• TEXTE FOURNI:

---------------

4e : Nous travaillons aussi pour produire des aliments raffinés et super-transformés qui, souvent, nous apportent un réconfort instantané mais qui ont des effets négatifs sur notre santé à long terme : confiserie, charcuterie, Coca-Cola et autres eaux sucrées, alcool, chips, bouffe-vite, cigarettes et autres drogues. Il me semble qu’une alimentation plus frugale et plus saine, coûte moins cher et, de ce fait, nous demande moins de travail.
5e : Il y a un cercle vicieux entre l’amélioration de nos moyens de transport et l’augmentation de nos besoins de déplacement. Depuis l’apparition de l’automobile, nous avons travaillé à refaire nos structures urbaines en fonction des nouveaux moyens de transport que l’auto permettait. Maintenant nous avons besoin de l’auto pour presque toutes nos activités quotidiennes. Cette nouvelle dépendance nous demande beaucoup de travail: construction et entretien des ponts et routes, comme des autos elles-mêmes, réparation des dégâts causés à l’environnement et à notre santé (vu qu’on marche moins) et longs moments passés assis en voiture, qui n’est pas un travail comme tel mais qui gruge notre temps, notre moral et notre santé.

---------------

• JEU DE DONNÉES:
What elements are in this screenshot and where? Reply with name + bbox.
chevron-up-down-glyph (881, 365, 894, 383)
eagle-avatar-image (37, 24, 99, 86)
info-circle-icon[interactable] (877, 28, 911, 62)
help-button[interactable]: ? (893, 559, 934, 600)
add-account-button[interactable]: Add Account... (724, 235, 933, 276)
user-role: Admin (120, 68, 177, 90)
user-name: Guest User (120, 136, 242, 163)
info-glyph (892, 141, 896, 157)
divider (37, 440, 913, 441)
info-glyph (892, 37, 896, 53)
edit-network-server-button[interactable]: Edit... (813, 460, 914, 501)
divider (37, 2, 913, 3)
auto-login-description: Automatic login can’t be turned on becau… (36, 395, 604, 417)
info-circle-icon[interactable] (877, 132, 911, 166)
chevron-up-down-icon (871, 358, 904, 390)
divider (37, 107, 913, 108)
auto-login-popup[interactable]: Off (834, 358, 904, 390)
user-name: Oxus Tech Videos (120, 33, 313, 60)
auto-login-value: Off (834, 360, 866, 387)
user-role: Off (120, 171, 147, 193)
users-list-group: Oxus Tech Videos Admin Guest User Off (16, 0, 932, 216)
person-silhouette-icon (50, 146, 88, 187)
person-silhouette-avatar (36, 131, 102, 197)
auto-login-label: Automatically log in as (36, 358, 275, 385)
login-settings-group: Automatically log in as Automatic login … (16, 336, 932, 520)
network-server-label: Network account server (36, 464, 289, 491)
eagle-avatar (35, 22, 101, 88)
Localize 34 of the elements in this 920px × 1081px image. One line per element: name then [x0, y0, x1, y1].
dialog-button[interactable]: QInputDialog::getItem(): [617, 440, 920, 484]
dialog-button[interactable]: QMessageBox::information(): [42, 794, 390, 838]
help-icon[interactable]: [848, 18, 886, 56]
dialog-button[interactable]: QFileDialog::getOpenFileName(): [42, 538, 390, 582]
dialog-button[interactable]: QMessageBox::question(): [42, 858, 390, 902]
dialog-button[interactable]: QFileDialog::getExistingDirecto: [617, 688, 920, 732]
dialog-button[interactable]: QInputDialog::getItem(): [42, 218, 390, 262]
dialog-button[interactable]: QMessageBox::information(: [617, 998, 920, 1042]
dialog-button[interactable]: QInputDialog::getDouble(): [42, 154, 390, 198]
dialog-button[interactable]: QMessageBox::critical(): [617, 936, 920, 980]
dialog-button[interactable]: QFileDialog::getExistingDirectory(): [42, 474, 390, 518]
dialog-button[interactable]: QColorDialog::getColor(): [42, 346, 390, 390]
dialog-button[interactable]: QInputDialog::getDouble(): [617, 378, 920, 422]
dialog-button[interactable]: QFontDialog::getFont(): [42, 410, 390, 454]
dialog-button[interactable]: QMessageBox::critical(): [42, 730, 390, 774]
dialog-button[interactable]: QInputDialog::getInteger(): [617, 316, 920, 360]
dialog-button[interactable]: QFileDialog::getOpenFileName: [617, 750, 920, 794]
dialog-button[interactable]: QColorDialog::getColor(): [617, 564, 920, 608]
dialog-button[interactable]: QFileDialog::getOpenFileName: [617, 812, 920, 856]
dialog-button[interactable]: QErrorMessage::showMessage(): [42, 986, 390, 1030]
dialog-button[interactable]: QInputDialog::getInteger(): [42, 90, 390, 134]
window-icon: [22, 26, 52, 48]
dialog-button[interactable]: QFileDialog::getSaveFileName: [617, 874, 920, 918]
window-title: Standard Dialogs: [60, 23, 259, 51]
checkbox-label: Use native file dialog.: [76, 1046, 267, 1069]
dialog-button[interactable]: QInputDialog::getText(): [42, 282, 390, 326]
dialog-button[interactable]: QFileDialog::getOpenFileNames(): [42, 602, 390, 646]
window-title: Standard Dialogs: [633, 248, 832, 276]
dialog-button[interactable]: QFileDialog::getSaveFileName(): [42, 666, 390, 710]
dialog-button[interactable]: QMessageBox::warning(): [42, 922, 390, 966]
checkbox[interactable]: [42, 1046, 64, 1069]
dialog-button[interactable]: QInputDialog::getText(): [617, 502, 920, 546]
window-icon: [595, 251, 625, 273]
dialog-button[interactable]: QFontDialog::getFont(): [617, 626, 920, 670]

---------------

• ACTIVITÉ: Dans le texte fourni, traduisez en anglais la phrase « Il y a un cercle vicieux entre l’amélioration de nos moyens de transport et l’augmentation de nos besoins de déplacement. » Les items constituent un matériau distinct du texte fourni.

• CORRIGÉ: There is a vicious circle between the improvement of our means of transportation and the increase in our need to travel.